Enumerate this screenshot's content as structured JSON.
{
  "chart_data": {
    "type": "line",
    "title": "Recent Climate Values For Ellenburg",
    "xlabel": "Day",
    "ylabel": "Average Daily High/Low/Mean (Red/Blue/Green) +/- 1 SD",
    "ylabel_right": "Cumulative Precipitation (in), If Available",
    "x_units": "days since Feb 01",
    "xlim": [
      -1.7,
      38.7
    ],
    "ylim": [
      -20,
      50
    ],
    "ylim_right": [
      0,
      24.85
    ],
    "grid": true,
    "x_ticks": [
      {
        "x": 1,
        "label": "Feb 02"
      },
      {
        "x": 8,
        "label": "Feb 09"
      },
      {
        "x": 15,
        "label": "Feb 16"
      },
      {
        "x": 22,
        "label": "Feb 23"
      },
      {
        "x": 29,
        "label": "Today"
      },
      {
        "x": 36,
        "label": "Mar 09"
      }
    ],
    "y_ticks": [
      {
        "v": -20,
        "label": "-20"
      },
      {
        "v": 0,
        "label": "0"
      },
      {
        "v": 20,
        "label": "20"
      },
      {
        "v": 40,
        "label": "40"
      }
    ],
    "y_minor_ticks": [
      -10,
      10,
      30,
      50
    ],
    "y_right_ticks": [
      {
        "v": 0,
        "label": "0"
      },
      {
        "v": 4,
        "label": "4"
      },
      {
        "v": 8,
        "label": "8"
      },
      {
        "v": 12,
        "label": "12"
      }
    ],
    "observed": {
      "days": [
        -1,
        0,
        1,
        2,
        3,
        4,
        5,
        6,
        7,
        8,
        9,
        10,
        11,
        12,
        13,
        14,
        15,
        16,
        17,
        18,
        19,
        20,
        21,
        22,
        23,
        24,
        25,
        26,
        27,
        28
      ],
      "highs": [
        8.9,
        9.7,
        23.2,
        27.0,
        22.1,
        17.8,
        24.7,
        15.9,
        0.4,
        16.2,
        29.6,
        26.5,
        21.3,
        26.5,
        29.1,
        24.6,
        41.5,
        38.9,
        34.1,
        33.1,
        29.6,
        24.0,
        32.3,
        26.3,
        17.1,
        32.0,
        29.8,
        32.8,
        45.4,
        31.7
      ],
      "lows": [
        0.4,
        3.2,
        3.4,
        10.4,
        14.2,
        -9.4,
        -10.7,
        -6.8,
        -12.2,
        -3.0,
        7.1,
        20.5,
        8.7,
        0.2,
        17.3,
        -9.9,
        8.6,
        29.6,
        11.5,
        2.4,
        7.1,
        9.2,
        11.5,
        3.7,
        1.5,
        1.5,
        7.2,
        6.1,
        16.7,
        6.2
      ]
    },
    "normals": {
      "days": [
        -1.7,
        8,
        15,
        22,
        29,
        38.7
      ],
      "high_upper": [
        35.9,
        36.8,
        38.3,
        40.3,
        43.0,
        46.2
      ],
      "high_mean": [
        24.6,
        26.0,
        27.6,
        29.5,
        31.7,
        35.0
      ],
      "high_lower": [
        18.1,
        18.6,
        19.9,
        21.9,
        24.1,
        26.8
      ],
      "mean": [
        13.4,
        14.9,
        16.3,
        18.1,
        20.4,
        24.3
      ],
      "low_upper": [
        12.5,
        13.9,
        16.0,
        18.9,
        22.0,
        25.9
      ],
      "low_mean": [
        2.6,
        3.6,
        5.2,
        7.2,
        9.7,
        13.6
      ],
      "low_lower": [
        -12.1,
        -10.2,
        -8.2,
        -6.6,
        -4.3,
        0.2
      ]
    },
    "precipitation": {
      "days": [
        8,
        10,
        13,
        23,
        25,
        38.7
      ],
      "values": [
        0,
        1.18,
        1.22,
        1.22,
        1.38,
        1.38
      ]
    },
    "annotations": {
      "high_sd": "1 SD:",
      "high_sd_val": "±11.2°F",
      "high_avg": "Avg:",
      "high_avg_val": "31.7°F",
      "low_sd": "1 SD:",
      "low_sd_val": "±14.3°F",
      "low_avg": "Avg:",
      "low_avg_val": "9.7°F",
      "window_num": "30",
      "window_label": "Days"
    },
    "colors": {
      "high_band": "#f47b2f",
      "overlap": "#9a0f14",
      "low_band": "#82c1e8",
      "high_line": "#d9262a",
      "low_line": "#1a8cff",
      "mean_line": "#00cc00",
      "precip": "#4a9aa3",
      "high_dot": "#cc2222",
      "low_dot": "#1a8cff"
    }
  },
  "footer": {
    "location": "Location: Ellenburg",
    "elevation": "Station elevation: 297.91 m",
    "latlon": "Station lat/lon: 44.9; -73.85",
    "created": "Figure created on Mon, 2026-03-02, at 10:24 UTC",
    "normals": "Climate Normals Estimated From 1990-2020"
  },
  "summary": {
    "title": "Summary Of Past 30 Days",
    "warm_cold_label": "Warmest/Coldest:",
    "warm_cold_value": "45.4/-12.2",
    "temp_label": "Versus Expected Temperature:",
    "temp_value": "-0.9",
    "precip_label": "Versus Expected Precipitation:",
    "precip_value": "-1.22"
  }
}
====
Tell how many lines hold the string "Station", giving the number and nothing else.

- **RESPONSE TO THIS EXERCISE**
2